* start PAGE EXCERPT *
Metamath Proof Explorer

Theorem enrelmapr

Description: The set of all possible relations between two sets is equinumerous to the set of all mappings from one set to the powerset of the other. (Contributed by RP, 27-Apr-2021)

		Ref	Expression
	Assertion	enrelmapr	\|- ( ( A e. V /\ B e. W ) -> ~P ( A X. B ) ~~ ( ~P A ^m B ) )

Proof

Step	Hyp	Ref	Expression
1		xpcomeng	\|- ( ( A e. V /\ B e. W ) -> ( A X. B ) ~~ ( B X. A ) )
2		pwen	\|- ( ( A X. B ) ~~ ( B X. A ) -> ~P ( A X. B ) ~~ ~P ( B X. A ) )
3	1 2	syl	\|- ( ( A e. V /\ B e. W ) -> ~P ( A X. B ) ~~ ~P ( B X. A ) )
4		enrelmap	\|- ( ( B e. W /\ A e. V ) -> ~P ( B X. A ) ~~ ( ~P A ^m B ) )
5	4	ancoms	\|- ( ( A e. V /\ B e. W ) -> ~P ( B X. A ) ~~ ( ~P A ^m B ) )
6		entr	\|- ( ( ~P ( A X. B ) ~~ ~P ( B X. A ) /\ ~P ( B X. A ) ~~ ( ~P A ^m B ) ) -> ~P ( A X. B ) ~~ ( ~P A ^m B ) )
7	3 5 6	syl2anc	\|- ( ( A e. V /\ B e. W ) -> ~P ( A X. B ) ~~ ( ~P A ^m B ) )
* end PAGE EXCERPT *
* start DATA TO USE *
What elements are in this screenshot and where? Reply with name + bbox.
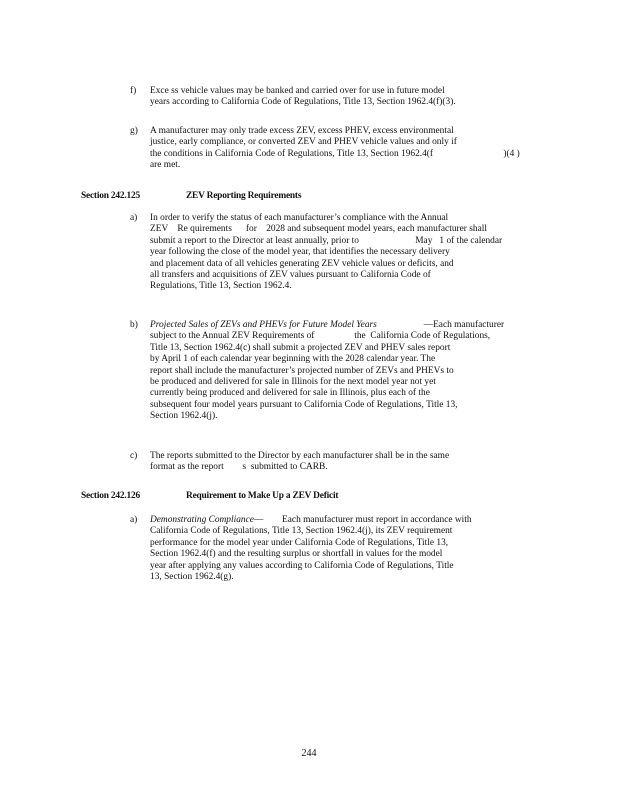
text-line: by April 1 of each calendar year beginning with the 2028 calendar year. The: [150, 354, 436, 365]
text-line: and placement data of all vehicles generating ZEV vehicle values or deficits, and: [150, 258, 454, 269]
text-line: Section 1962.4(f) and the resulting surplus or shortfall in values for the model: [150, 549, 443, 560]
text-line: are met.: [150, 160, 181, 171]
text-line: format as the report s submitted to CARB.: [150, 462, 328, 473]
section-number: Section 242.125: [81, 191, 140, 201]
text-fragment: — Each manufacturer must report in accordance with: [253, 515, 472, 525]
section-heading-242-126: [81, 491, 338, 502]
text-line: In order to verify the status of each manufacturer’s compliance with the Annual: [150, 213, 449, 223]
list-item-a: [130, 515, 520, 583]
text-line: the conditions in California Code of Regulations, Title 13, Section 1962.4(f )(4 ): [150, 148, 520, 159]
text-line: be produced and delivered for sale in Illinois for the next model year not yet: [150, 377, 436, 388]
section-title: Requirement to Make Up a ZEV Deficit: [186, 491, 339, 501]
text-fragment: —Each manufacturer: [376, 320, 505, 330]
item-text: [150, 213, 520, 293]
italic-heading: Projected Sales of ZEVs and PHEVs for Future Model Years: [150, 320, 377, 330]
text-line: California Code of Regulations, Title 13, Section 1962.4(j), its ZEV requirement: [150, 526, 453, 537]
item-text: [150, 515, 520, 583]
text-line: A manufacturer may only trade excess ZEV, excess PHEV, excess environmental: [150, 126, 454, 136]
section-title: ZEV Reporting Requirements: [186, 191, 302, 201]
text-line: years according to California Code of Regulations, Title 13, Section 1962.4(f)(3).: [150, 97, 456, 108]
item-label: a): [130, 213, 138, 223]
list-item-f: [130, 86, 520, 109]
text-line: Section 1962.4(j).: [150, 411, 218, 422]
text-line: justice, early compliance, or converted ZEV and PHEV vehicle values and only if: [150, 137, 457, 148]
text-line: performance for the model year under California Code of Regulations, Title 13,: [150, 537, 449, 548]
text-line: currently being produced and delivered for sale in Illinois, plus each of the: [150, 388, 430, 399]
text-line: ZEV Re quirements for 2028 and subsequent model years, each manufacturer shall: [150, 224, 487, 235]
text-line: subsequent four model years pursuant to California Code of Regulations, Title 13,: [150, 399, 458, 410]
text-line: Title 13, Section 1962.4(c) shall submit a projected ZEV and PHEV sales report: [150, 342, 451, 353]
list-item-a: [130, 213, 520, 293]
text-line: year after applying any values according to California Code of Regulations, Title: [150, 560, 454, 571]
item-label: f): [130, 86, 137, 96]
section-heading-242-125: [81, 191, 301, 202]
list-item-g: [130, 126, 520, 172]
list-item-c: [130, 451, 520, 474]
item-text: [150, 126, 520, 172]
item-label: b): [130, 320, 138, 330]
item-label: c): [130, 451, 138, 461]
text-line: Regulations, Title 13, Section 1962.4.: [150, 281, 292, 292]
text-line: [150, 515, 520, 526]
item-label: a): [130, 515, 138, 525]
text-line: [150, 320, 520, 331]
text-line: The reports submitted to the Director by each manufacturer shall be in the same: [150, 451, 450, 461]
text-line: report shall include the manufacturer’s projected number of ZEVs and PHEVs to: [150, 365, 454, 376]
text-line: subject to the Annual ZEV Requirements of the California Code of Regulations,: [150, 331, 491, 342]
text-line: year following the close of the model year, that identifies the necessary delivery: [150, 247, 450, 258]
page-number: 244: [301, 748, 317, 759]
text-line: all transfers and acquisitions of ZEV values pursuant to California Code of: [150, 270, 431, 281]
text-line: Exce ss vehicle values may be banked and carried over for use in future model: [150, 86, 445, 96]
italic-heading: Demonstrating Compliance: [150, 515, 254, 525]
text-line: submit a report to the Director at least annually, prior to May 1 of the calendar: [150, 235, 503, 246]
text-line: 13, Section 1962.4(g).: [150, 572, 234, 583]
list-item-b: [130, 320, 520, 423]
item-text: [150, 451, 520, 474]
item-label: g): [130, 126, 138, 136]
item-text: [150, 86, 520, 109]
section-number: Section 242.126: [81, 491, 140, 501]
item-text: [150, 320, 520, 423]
* end DATA TO USE *
* start DATA TO USE *
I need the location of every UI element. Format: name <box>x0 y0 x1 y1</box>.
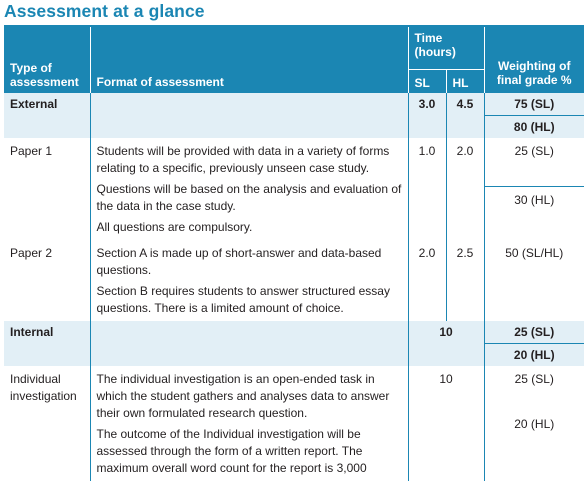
* end DATA TO USE *
* start DATA TO USE *
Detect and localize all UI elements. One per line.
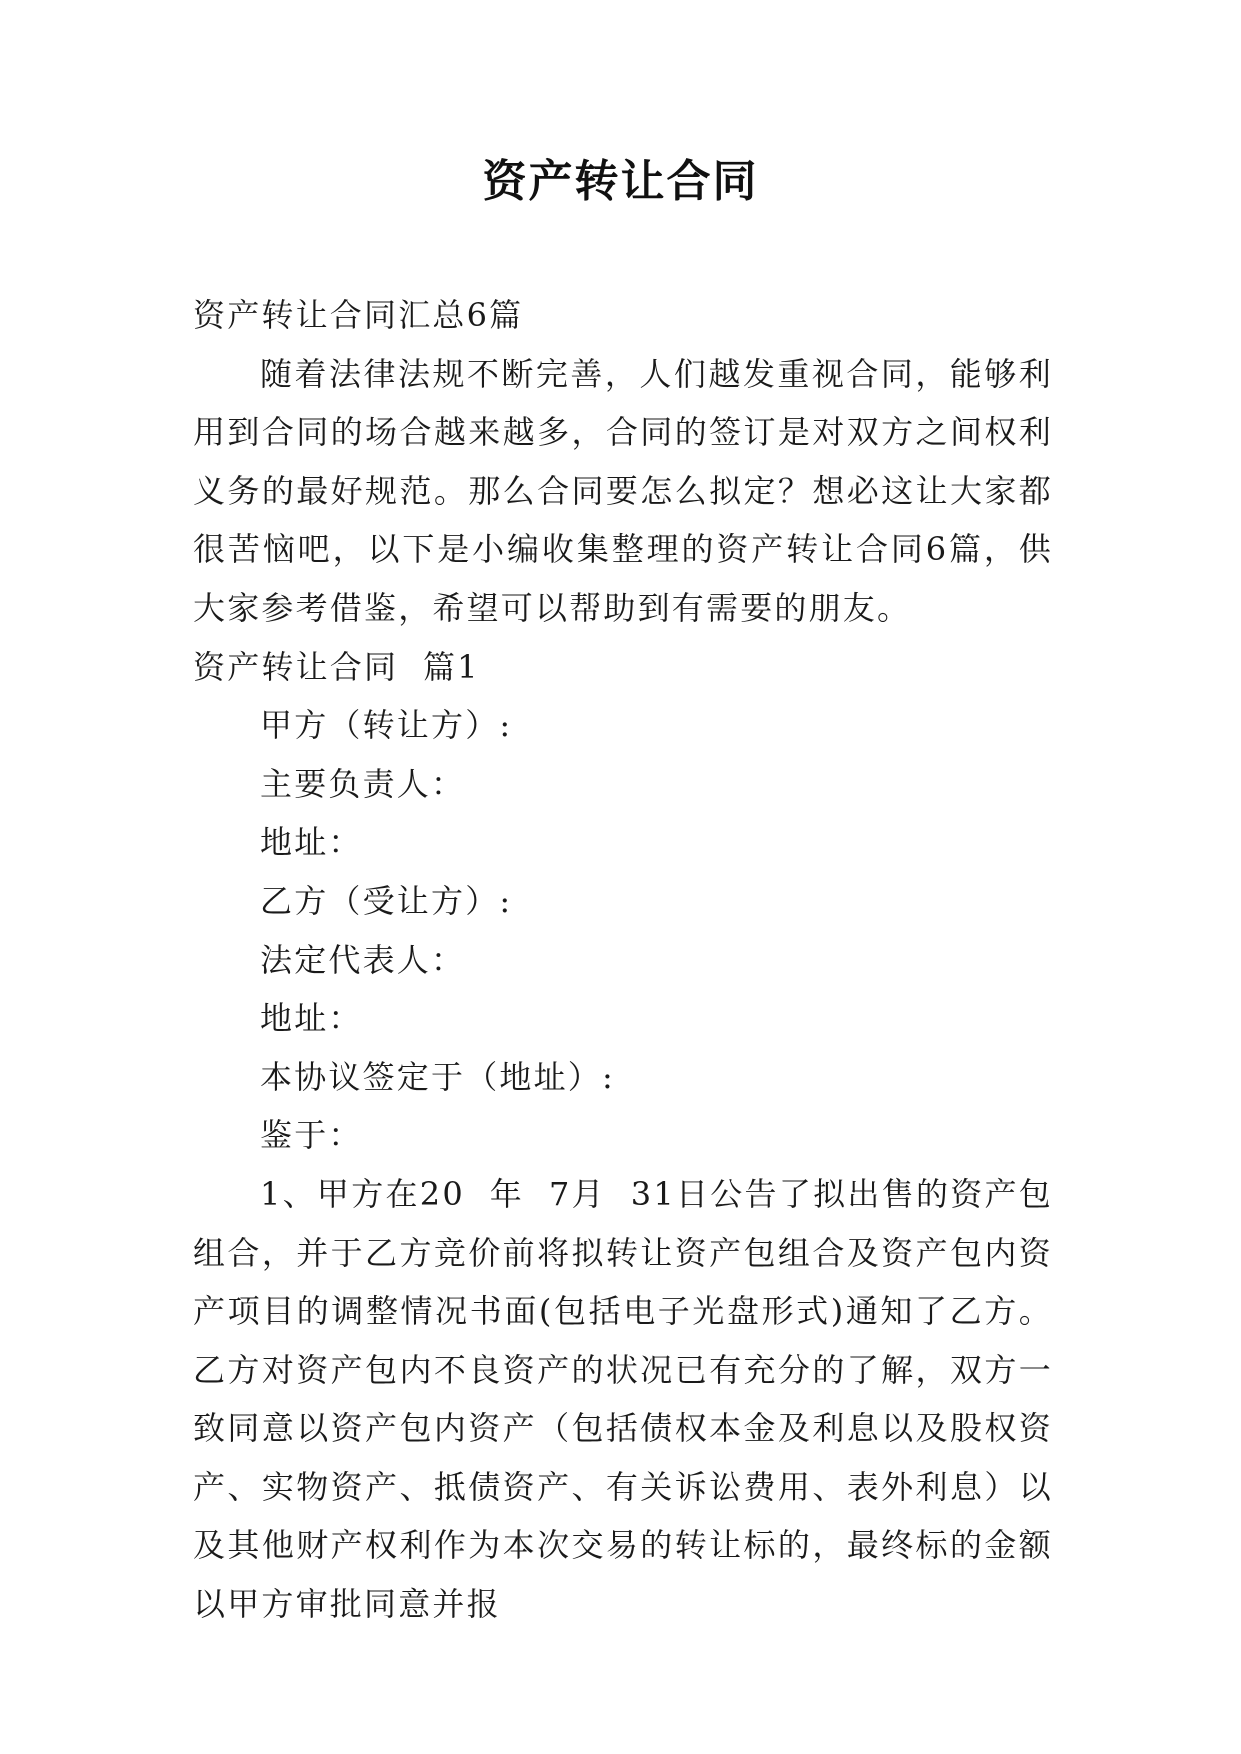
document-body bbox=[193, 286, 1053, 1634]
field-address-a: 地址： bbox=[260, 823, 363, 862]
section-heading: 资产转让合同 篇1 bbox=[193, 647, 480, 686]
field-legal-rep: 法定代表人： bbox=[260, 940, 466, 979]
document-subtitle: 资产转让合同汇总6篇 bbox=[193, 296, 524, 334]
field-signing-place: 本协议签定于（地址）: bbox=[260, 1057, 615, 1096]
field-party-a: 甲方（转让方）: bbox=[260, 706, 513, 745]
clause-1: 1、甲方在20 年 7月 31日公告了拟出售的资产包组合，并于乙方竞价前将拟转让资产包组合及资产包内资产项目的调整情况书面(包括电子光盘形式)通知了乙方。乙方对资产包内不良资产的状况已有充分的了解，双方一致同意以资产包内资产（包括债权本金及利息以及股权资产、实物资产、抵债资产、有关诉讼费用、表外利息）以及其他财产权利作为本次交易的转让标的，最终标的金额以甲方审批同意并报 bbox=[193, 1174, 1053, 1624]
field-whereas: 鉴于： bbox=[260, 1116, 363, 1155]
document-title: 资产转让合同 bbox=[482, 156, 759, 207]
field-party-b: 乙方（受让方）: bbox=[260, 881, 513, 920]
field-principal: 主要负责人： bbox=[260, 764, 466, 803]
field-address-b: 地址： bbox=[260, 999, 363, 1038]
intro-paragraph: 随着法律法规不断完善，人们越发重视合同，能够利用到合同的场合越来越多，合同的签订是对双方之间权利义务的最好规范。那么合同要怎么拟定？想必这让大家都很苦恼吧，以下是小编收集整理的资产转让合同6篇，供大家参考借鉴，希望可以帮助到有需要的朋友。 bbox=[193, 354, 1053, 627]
* end DATA TO USE *
SHORT TASK 1
Transcribe the Metamath page between "Metamath Proof Explorer" and "X. B ) ~~ ( B X. A ) )", inclusive.
SHORT TASK 2
Repeat word for word the lines of the records between the line holding "What elements are" and the line holding "italic-heading: Projected Sales", inclusive, leaving out the pictures.

CORRECT ANSWER 1
Metamath Proof Explorer

Theorem enrelmapr

Description: The set of all possible relations between two sets is equinumerous to the set of all mappings from one set to the powerset of the other. (Contributed by RP, 27-Apr-2021)

		Ref	Expression
	Assertion	enrelmapr	\|- ( ( A e. V /\ B e. W ) -> ~P ( A X. B ) ~~ ( ~P A ^m B ) )

Proof

Step	Hyp	Ref	Expression
1		xpcomeng	\|- ( ( A e. V /\ B e. W ) -> ( A X. B ) ~~ ( B X. A ) )

CORRECT ANSWER 2
What elements are in this screenshot and where? Reply with name + bbox.
text-line: by April 1 of each calendar year beginning with the 2028 calendar year. The: [150, 354, 436, 365]
text-line: and placement data of all vehicles generating ZEV vehicle values or deficits, and: [150, 258, 454, 269]
text-line: Section 1962.4(f) and the resulting surplus or shortfall in values for the model: [150, 549, 443, 560]
text-line: are met.: [150, 160, 181, 171]
text-line: format as the report s submitted to CARB.: [150, 462, 328, 473]
section-number: Section 242.125: [81, 191, 140, 201]
text-fragment: — Each manufacturer must report in accordance with: [253, 515, 472, 525]
section-heading-242-126: [81, 491, 338, 502]
text-line: In order to verify the status of each manufacturer’s compliance with the Annual: [150, 213, 449, 223]
list-item-a: [130, 515, 520, 583]
text-line: the conditions in California Code of Regulations, Title 13, Section 1962.4(f )(4 ): [150, 148, 520, 159]
text-line: be produced and delivered for sale in Illinois for the next model year not yet: [150, 377, 436, 388]
section-title: Requirement to Make Up a ZEV Deficit: [186, 491, 339, 501]
text-fragment: —Each manufacturer: [376, 320, 505, 330]
item-text: [150, 213, 520, 293]
italic-heading: Projected Sales of ZEVs and PHEVs for Future Model Years: [150, 320, 377, 330]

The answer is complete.